- _Stored items from a collection_:
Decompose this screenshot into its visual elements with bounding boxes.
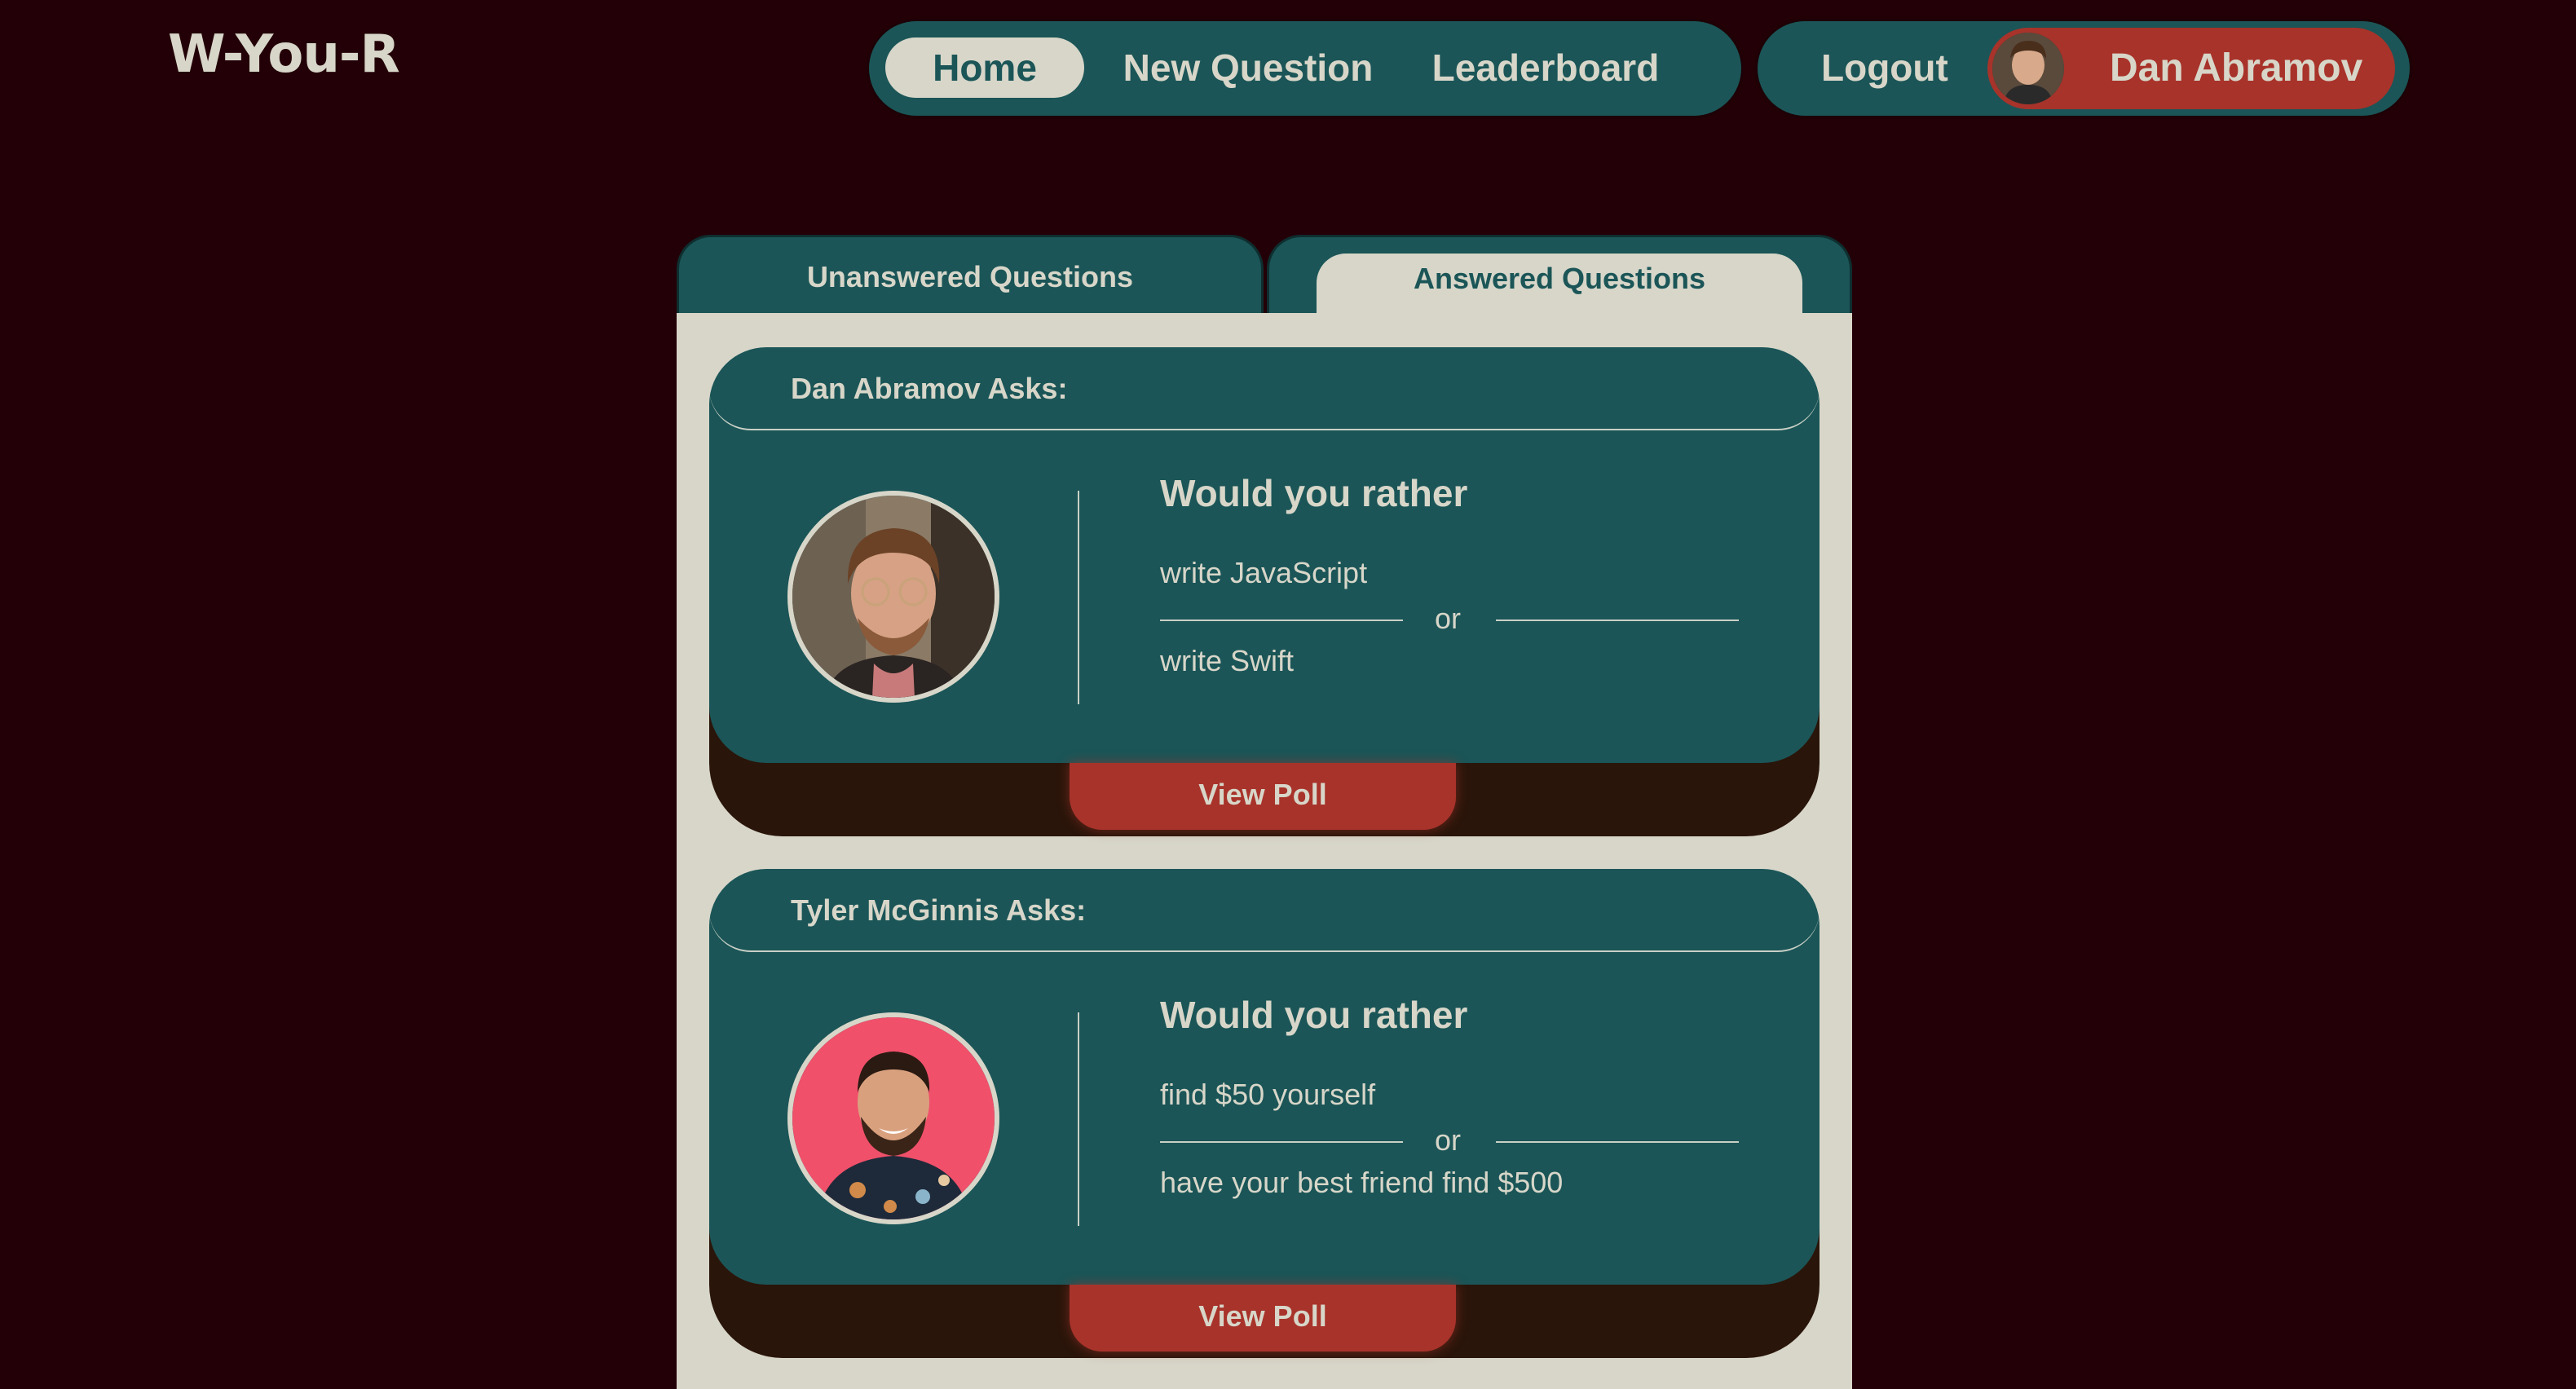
or-separator: or xyxy=(1435,1123,1462,1157)
question-card: Tyler McGinnis Asks: Would you rather fi… xyxy=(709,869,1820,1358)
or-divider-left xyxy=(1160,620,1403,621)
question-card-body: Dan Abramov Asks: Would you rather write… xyxy=(709,347,1820,763)
author-avatar xyxy=(787,1012,999,1224)
option-one: find $50 yourself xyxy=(1160,1078,1376,1111)
option-two: write Swift xyxy=(1160,644,1295,677)
user-nav: Logout Dan Abramov xyxy=(1758,21,2410,116)
question-card-body: Tyler McGinnis Asks: Would you rather fi… xyxy=(709,869,1820,1285)
question-card-header: Dan Abramov Asks: xyxy=(709,347,1820,430)
or-divider-right xyxy=(1496,1141,1739,1143)
question-author: Tyler McGinnis Asks: xyxy=(791,893,1087,927)
or-divider-left xyxy=(1160,1141,1403,1143)
current-user-chip[interactable]: Dan Abramov xyxy=(1987,28,2395,109)
question-author: Dan Abramov Asks: xyxy=(791,372,1068,405)
view-poll-button[interactable]: View Poll xyxy=(1070,763,1456,830)
view-poll-button[interactable]: View Poll xyxy=(1070,1285,1456,1352)
main-nav: Home New Question Leaderboard xyxy=(869,21,1741,116)
user-avatar xyxy=(1992,33,2064,104)
tab-unanswered[interactable]: Unanswered Questions xyxy=(677,235,1264,313)
user-name: Dan Abramov xyxy=(2110,46,2363,90)
author-avatar-image xyxy=(792,496,995,698)
author-avatar xyxy=(787,491,999,703)
question-prompt: Would you rather xyxy=(1160,994,1468,1036)
logout-button[interactable]: Logout xyxy=(1821,37,1948,98)
tab-answered[interactable]: Answered Questions xyxy=(1267,235,1852,313)
user-avatar-image xyxy=(1992,33,2064,104)
option-two: have your best friend find $500 xyxy=(1160,1166,1564,1199)
tab-unanswered-label: Unanswered Questions xyxy=(806,260,1134,293)
nav-home[interactable]: Home xyxy=(885,37,1084,98)
card-divider xyxy=(1078,1012,1079,1226)
or-separator: or xyxy=(1435,602,1462,635)
nav-new-question[interactable]: New Question xyxy=(1114,37,1383,98)
app-logo: W-You-R xyxy=(168,24,400,85)
card-divider xyxy=(1078,491,1079,704)
tab-answered-active-bg: Answered Questions xyxy=(1317,254,1802,313)
author-avatar-image xyxy=(792,1017,995,1219)
option-one: write JavaScript xyxy=(1160,556,1368,589)
question-card: Dan Abramov Asks: Would you rather write… xyxy=(709,347,1820,836)
tab-answered-label: Answered Questions xyxy=(1413,262,1706,295)
questions-panel: Dan Abramov Asks: Would you rather write… xyxy=(677,313,1852,1389)
question-card-header: Tyler McGinnis Asks: xyxy=(709,869,1820,952)
question-prompt: Would you rather xyxy=(1160,472,1468,514)
nav-leaderboard[interactable]: Leaderboard xyxy=(1423,37,1668,98)
or-divider-right xyxy=(1496,620,1739,621)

- _Task statement_: Rewrite the lines of all the items above, changing every "View Poll" to "See Results" and keeping everything else the same. Leave the pictures out.

- _Result for this task_:
Decompose this screenshot into its visual elements with bounding boxes.
or-separator: or xyxy=(1435,1123,1462,1157)
question-card: Tyler McGinnis Asks: Would you rather fi… xyxy=(709,869,1820,1358)
or-divider-left xyxy=(1160,620,1403,621)
question-card-body: Dan Abramov Asks: Would you rather write… xyxy=(709,347,1820,763)
author-avatar xyxy=(787,1012,999,1224)
option-one: find $50 yourself xyxy=(1160,1078,1376,1111)
option-two: write Swift xyxy=(1160,644,1295,677)
user-nav: Logout Dan Abramov xyxy=(1758,21,2410,116)
question-card-body: Tyler McGinnis Asks: Would you rather fi… xyxy=(709,869,1820,1285)
question-card-header: Dan Abramov Asks: xyxy=(709,347,1820,430)
or-divider-right xyxy=(1496,1141,1739,1143)
question-author: Tyler McGinnis Asks: xyxy=(791,893,1087,927)
or-divider-left xyxy=(1160,1141,1403,1143)
current-user-chip[interactable]: Dan Abramov xyxy=(1987,28,2395,109)
question-author: Dan Abramov Asks: xyxy=(791,372,1068,405)
view-poll-button[interactable]: See Results xyxy=(1070,763,1456,830)
view-poll-button[interactable]: See Results xyxy=(1070,1285,1456,1352)
main-nav: Home New Question Leaderboard xyxy=(869,21,1741,116)
user-avatar xyxy=(1992,33,2064,104)
tab-unanswered[interactable]: Unanswered Questions xyxy=(677,235,1264,313)
user-name: Dan Abramov xyxy=(2110,46,2363,90)
author-avatar-image xyxy=(792,496,995,698)
author-avatar xyxy=(787,491,999,703)
question-prompt: Would you rather xyxy=(1160,994,1468,1036)
logout-button[interactable]: Logout xyxy=(1821,37,1948,98)
tab-answered[interactable]: Answered Questions xyxy=(1267,235,1852,313)
user-avatar-image xyxy=(1992,33,2064,104)
option-two: have your best friend find $500 xyxy=(1160,1166,1564,1199)
tab-unanswered-label: Unanswered Questions xyxy=(806,260,1134,293)
nav-home[interactable]: Home xyxy=(885,37,1084,98)
card-divider xyxy=(1078,1012,1079,1226)
or-separator: or xyxy=(1435,602,1462,635)
nav-new-question[interactable]: New Question xyxy=(1114,37,1383,98)
app-logo: W-You-R xyxy=(168,24,400,85)
card-divider xyxy=(1078,491,1079,704)
tab-answered-active-bg: Answered Questions xyxy=(1317,254,1802,313)
author-avatar-image xyxy=(792,1017,995,1219)
option-one: write JavaScript xyxy=(1160,556,1368,589)
question-card: Dan Abramov Asks: Would you rather write… xyxy=(709,347,1820,836)
tab-answered-label: Answered Questions xyxy=(1413,262,1706,295)
questions-panel: Dan Abramov Asks: Would you rather write… xyxy=(677,313,1852,1389)
question-card-header: Tyler McGinnis Asks: xyxy=(709,869,1820,952)
question-prompt: Would you rather xyxy=(1160,472,1468,514)
nav-leaderboard[interactable]: Leaderboard xyxy=(1423,37,1668,98)
or-divider-right xyxy=(1496,620,1739,621)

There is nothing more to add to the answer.